Dataset excerpt |
··········

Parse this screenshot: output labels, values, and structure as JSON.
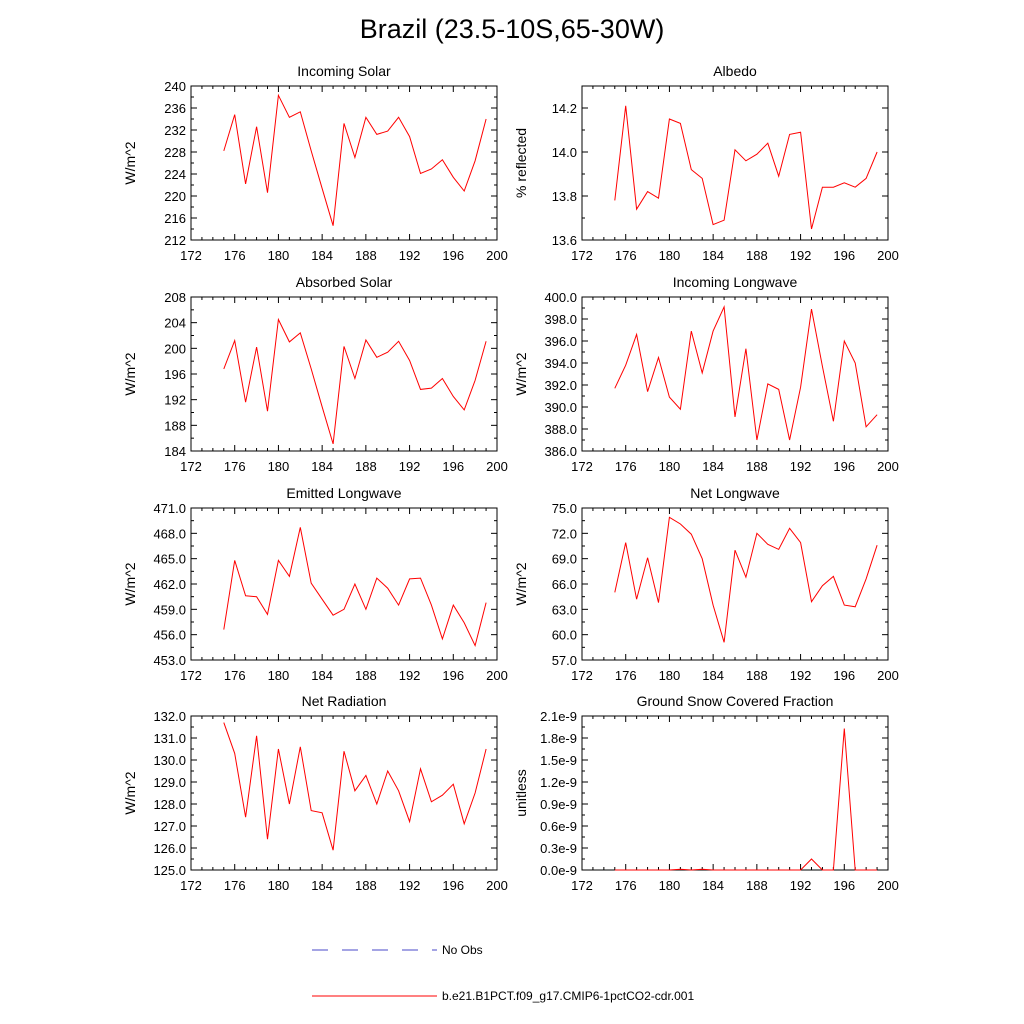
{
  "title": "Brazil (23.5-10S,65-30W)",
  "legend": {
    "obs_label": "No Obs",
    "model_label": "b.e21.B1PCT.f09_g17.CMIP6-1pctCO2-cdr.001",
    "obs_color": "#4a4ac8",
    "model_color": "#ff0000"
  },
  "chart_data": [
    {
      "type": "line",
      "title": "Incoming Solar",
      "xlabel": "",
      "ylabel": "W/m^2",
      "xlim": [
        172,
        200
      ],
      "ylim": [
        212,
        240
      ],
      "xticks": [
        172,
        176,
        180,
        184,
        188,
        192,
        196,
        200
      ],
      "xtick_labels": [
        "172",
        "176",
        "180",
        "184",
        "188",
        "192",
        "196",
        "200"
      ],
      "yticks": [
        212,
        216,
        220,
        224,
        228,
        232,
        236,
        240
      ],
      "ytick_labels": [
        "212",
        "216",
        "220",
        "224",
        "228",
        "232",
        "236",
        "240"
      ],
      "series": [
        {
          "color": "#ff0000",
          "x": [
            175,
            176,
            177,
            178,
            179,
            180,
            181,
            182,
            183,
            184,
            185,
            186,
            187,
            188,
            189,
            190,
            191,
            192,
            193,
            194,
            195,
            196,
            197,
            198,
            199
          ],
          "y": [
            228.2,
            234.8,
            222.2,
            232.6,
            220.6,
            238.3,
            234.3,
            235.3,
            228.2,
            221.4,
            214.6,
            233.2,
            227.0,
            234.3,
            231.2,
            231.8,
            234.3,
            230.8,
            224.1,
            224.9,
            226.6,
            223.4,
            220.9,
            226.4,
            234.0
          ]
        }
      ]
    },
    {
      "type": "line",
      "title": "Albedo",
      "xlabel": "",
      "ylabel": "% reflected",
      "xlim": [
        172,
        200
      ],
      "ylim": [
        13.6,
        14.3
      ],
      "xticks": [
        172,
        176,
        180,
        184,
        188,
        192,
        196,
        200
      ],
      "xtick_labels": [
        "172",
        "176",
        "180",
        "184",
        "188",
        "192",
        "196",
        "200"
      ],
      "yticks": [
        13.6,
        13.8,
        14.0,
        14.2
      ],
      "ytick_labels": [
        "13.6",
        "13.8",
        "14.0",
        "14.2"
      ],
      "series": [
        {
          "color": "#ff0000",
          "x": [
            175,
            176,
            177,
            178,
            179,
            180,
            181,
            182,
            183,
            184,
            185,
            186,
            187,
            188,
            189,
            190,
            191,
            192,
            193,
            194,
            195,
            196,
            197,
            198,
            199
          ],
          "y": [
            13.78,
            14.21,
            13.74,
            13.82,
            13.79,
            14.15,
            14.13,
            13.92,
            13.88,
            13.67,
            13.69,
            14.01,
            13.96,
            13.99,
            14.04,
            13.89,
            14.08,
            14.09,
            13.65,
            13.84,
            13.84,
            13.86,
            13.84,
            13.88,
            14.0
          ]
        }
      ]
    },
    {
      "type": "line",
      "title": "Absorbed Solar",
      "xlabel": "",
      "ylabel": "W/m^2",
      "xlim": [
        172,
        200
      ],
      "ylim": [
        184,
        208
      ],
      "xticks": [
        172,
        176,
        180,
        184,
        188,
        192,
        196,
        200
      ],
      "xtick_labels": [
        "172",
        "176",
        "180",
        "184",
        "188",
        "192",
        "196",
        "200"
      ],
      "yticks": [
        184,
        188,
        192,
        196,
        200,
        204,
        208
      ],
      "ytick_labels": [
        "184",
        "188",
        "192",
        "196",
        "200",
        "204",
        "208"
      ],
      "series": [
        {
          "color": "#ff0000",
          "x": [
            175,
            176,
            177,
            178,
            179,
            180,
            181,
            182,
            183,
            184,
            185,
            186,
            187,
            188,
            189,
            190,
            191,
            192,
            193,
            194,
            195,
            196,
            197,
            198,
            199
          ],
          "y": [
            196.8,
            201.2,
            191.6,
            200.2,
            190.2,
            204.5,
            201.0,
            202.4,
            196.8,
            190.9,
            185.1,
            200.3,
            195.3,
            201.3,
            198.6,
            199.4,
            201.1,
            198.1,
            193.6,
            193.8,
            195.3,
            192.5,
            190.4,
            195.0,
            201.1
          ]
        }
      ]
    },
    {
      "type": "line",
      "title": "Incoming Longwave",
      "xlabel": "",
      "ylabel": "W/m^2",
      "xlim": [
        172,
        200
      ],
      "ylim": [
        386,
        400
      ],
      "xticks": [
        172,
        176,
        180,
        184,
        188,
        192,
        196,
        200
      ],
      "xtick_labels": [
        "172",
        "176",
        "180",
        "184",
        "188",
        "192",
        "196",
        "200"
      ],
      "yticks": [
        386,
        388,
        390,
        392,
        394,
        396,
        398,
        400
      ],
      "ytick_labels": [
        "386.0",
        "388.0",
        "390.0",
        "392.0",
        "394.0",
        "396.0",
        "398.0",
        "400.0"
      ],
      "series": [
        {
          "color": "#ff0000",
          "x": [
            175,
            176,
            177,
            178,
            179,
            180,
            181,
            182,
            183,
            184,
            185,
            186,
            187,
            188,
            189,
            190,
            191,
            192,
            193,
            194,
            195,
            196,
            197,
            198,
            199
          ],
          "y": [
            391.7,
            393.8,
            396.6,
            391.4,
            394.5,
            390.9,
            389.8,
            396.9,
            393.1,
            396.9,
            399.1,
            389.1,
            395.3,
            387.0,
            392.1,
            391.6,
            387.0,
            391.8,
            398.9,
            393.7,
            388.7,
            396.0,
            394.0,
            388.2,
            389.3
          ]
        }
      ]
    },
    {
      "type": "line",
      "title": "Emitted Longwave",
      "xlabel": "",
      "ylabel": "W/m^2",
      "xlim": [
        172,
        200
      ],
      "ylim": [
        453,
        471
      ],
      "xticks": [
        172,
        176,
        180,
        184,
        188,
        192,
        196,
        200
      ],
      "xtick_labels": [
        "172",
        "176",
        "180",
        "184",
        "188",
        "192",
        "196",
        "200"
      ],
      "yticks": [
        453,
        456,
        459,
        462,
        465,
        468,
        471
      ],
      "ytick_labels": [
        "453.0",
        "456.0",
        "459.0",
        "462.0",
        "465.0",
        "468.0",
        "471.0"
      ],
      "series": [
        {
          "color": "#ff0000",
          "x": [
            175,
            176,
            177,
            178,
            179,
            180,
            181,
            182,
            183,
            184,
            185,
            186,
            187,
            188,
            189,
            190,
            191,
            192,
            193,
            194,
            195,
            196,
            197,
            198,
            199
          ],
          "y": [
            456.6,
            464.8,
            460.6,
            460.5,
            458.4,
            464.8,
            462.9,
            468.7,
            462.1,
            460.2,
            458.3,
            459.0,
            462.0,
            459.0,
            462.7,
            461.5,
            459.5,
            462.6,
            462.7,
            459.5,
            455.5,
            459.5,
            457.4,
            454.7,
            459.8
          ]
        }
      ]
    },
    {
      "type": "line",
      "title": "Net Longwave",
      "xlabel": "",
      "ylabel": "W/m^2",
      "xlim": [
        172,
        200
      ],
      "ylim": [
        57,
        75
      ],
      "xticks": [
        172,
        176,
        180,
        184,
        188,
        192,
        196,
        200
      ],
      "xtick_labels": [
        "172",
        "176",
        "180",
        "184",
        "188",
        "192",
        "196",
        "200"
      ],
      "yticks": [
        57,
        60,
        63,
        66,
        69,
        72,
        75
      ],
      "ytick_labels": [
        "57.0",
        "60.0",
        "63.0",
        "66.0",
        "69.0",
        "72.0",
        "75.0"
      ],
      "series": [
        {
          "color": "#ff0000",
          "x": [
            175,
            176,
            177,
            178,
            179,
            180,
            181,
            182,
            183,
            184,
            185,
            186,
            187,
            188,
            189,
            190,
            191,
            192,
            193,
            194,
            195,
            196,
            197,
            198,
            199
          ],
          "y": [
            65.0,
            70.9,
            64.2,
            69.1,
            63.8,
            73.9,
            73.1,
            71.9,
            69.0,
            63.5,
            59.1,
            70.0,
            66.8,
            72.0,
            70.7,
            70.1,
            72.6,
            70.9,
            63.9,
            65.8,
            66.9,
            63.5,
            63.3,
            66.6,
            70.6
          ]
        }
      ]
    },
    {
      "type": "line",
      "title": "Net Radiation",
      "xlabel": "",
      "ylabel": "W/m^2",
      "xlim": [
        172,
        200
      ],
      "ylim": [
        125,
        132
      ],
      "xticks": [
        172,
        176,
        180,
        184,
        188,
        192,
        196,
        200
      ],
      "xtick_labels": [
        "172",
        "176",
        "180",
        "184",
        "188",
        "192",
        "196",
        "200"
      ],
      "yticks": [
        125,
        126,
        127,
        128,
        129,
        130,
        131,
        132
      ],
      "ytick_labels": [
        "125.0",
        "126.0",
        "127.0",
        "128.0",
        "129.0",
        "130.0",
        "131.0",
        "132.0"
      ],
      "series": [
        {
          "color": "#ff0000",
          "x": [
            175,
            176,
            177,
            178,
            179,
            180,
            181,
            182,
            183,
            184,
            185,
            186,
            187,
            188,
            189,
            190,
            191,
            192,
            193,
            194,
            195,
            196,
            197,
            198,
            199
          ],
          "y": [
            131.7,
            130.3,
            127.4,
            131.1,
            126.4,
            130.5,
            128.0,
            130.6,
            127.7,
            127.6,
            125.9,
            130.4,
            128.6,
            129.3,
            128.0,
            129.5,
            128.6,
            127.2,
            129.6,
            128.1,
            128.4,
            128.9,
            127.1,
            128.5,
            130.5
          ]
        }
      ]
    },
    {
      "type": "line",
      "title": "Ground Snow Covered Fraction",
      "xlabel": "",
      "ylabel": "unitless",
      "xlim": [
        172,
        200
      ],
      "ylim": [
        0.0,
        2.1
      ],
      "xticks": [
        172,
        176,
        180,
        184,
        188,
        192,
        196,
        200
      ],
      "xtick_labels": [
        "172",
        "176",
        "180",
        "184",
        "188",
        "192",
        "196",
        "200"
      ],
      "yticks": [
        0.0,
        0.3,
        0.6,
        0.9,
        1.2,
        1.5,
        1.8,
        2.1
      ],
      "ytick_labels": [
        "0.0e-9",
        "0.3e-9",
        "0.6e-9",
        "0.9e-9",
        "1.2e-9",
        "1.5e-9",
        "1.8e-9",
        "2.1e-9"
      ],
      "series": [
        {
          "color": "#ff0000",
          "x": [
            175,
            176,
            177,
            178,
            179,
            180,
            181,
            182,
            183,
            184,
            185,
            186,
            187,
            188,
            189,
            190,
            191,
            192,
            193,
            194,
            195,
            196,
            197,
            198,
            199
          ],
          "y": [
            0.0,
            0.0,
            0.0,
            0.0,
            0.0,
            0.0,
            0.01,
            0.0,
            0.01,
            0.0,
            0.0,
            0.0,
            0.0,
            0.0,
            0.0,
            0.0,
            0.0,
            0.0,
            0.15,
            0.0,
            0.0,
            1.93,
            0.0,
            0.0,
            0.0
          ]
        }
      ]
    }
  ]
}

··········

TO DO | Of all the lines above, how many contain the word "Solar"? Give the number and nothing else.

RESULT FOR THIS EXERCISE | 2